> Problem:
Copy the rows verbatim, beginning with the line containing "List UI elements" and ending with the line containing "y-tick-label: 1,008,0 <box>26", both included.

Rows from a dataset
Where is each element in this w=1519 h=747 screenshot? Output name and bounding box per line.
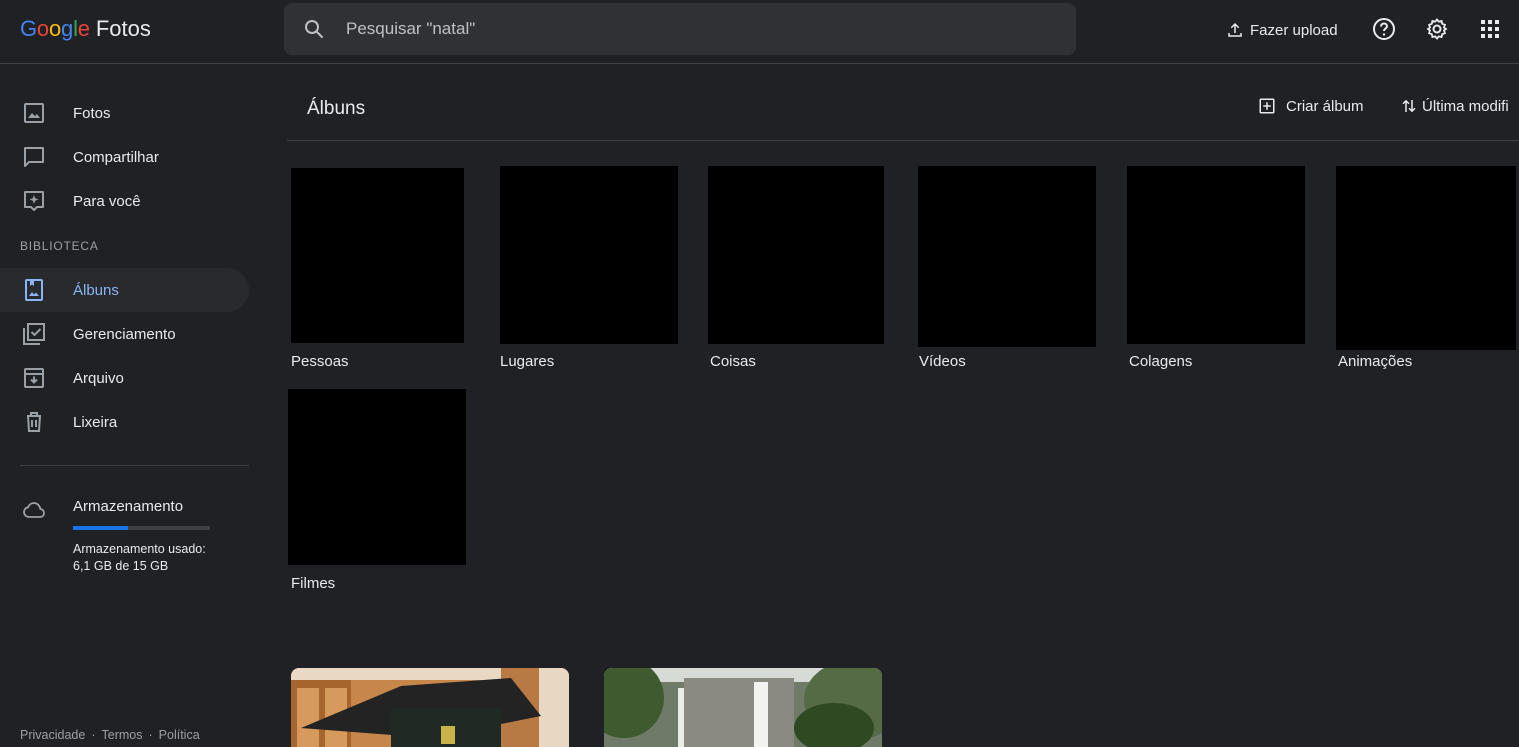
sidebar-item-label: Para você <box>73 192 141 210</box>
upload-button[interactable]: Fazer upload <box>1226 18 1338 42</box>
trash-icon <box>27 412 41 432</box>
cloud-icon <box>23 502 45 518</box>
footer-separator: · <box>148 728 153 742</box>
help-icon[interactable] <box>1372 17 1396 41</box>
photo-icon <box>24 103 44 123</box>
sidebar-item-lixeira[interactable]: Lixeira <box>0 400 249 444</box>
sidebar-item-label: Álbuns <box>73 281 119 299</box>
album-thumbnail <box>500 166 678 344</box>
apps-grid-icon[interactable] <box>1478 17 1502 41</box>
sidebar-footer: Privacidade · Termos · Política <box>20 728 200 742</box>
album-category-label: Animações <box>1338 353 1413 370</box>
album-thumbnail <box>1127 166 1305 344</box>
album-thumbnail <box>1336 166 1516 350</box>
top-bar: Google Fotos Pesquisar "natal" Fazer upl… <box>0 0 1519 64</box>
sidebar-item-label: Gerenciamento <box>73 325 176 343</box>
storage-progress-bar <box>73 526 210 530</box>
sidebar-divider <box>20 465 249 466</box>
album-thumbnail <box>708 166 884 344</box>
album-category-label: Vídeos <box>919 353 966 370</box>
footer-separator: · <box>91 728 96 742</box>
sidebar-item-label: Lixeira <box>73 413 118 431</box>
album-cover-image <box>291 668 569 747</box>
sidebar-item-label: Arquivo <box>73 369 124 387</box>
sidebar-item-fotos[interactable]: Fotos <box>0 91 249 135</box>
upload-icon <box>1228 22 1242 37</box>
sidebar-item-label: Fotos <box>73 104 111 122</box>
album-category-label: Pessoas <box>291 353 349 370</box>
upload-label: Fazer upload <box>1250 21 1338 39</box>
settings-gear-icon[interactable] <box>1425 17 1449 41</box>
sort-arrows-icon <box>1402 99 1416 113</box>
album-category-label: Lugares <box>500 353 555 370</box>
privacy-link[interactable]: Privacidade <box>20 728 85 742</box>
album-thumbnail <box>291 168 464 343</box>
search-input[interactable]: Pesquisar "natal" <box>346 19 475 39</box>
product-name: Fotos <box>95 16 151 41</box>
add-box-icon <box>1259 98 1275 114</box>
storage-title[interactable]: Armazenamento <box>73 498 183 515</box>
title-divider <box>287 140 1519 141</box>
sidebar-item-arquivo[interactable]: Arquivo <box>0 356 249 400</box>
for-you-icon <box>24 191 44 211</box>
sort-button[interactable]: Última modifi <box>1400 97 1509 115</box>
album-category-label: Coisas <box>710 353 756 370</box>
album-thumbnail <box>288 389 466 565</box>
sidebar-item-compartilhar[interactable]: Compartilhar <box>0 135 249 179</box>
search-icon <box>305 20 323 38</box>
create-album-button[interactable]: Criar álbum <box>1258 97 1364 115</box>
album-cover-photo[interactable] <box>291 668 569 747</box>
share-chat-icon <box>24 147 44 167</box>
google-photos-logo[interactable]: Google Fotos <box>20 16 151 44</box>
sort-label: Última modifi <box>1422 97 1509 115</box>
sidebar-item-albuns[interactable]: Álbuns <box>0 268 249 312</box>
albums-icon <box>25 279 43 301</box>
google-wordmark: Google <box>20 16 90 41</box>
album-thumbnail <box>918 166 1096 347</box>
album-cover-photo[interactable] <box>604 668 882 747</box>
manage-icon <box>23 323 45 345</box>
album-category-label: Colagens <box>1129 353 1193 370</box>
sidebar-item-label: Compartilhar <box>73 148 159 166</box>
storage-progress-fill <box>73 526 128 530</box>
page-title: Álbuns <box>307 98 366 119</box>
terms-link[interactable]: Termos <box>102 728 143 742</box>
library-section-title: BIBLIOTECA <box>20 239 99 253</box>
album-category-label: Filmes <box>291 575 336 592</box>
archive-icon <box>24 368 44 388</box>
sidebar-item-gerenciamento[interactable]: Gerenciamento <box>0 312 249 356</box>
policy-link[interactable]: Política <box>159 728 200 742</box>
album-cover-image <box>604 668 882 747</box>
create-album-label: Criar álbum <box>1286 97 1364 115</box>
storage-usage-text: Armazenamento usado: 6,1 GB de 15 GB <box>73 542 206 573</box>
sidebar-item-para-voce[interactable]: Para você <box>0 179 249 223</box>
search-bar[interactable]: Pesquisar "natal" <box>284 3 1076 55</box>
---
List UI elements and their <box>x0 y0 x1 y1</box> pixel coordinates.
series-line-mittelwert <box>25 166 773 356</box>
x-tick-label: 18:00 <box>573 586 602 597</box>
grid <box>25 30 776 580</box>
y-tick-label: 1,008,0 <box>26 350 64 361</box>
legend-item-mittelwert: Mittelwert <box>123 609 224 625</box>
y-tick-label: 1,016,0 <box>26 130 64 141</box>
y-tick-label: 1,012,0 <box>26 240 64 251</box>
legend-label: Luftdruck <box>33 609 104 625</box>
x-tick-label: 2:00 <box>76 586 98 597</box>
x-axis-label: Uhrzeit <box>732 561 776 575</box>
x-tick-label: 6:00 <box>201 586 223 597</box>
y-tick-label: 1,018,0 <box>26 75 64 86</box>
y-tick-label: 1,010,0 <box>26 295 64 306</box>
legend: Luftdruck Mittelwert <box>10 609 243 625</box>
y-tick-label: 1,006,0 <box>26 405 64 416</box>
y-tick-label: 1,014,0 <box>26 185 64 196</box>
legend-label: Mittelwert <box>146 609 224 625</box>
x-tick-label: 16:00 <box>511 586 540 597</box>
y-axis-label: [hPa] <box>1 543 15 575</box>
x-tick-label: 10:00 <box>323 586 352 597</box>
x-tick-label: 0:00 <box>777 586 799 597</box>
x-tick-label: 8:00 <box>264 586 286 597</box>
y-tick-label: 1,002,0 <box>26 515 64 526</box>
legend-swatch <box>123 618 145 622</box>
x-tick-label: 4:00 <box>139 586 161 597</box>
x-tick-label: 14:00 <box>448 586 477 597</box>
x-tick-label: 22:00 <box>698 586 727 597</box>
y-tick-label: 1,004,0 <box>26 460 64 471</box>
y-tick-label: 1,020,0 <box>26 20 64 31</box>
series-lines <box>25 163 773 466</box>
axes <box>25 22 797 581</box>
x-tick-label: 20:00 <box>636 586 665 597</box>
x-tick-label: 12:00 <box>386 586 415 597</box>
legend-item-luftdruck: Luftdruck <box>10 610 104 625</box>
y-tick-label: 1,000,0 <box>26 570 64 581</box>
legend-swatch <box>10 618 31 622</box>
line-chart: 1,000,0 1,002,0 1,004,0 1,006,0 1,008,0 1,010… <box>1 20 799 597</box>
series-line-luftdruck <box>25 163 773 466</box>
--
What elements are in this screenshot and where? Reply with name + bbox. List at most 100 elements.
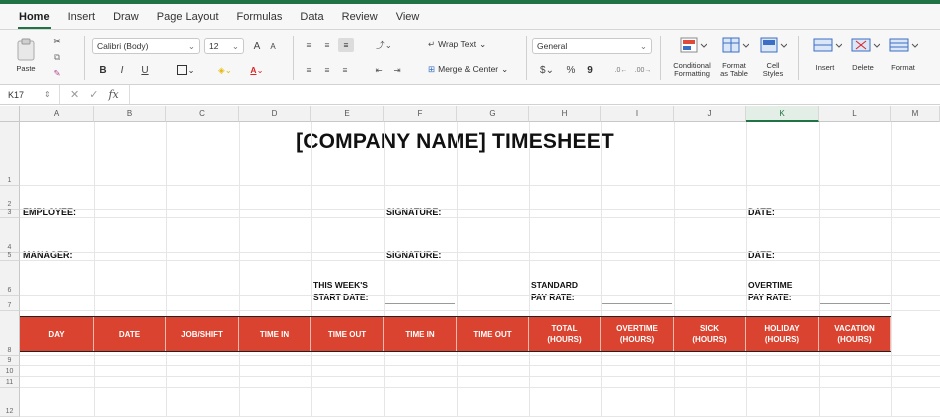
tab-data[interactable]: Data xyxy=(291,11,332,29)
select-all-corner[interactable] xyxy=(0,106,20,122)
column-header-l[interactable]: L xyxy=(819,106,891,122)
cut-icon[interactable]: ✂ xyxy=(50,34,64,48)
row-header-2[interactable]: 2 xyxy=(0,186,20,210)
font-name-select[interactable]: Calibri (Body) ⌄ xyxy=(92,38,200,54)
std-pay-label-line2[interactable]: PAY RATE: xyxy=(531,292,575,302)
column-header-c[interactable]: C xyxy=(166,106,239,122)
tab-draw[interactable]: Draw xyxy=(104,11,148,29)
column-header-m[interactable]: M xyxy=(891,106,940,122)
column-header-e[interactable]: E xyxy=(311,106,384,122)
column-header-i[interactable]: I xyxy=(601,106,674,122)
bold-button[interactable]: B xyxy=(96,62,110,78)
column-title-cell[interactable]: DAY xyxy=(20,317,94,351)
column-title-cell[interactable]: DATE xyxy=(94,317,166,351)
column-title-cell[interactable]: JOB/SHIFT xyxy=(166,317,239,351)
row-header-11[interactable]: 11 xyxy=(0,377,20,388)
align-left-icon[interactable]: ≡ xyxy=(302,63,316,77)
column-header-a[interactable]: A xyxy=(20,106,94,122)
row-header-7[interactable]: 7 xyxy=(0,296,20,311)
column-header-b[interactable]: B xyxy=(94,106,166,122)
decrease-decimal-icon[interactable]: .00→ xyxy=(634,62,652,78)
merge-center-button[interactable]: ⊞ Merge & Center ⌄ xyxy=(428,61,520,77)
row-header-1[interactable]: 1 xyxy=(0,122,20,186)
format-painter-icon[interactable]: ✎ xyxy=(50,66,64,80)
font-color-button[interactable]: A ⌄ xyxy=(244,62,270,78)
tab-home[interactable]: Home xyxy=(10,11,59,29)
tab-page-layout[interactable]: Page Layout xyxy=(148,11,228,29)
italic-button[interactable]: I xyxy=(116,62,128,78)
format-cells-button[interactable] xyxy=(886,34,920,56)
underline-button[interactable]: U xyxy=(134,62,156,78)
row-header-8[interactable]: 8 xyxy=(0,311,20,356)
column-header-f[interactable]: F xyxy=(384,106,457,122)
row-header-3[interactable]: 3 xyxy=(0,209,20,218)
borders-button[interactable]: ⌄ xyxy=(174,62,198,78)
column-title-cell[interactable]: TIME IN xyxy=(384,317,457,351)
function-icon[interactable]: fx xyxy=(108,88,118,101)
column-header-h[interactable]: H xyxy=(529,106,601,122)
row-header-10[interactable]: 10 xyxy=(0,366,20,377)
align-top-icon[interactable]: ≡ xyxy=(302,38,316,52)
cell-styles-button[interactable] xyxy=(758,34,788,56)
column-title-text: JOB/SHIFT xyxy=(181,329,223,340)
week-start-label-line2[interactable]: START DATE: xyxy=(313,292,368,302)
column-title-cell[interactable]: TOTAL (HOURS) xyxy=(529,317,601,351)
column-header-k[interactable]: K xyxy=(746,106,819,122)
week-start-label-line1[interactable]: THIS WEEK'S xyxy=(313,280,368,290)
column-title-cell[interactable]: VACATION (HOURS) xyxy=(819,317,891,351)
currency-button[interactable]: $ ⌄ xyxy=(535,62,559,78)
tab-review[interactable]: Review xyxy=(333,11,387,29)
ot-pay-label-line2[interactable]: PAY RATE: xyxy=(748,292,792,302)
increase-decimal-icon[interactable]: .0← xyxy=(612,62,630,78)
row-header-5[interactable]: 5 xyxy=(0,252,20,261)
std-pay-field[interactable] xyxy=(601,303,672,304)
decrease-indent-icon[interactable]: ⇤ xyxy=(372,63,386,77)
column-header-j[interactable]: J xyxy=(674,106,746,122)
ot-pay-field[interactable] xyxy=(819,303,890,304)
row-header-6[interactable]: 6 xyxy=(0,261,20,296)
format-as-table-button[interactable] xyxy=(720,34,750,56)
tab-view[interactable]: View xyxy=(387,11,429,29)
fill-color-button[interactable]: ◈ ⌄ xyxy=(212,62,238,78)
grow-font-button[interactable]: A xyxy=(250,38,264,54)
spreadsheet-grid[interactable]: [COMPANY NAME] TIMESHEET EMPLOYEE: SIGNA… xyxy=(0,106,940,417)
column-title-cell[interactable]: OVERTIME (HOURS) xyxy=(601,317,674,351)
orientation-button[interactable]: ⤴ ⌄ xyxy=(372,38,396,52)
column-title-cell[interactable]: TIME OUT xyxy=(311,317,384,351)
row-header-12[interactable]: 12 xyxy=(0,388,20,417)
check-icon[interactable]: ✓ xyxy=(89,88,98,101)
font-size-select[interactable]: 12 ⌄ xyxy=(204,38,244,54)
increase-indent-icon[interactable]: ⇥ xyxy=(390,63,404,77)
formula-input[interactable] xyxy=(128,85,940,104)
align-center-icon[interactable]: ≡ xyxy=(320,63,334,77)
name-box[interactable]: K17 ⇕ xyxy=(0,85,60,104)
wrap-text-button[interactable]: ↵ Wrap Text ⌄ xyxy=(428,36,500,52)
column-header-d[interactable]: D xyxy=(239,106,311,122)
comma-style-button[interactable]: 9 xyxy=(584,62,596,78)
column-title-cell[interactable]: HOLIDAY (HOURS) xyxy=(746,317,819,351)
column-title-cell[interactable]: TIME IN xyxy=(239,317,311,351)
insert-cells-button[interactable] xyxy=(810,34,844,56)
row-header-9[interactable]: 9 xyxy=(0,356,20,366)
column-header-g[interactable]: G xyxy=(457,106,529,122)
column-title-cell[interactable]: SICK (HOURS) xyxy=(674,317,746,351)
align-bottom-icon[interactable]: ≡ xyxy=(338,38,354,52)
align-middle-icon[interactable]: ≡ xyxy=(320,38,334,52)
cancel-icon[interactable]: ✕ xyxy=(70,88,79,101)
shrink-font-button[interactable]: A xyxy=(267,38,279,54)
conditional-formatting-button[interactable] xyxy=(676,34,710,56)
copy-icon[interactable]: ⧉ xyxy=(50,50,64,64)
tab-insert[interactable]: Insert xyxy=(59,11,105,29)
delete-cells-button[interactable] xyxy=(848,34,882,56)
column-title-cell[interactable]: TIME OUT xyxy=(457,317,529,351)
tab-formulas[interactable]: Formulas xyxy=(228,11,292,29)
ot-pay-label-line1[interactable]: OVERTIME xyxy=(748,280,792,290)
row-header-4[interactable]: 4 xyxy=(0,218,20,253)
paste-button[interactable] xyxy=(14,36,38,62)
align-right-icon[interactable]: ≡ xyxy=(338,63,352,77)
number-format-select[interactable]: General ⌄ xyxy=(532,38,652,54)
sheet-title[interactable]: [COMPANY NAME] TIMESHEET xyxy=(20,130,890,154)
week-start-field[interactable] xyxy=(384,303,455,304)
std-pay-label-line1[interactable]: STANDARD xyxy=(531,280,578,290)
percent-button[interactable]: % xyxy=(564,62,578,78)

> Full solution:
List UI elements and their <box>x0 y0 x1 y1</box> pixel coordinates.
series-line-mittelwert <box>25 166 773 356</box>
x-tick-label: 18:00 <box>573 586 602 597</box>
grid <box>25 30 776 580</box>
y-tick-label: 1,008,0 <box>26 350 64 361</box>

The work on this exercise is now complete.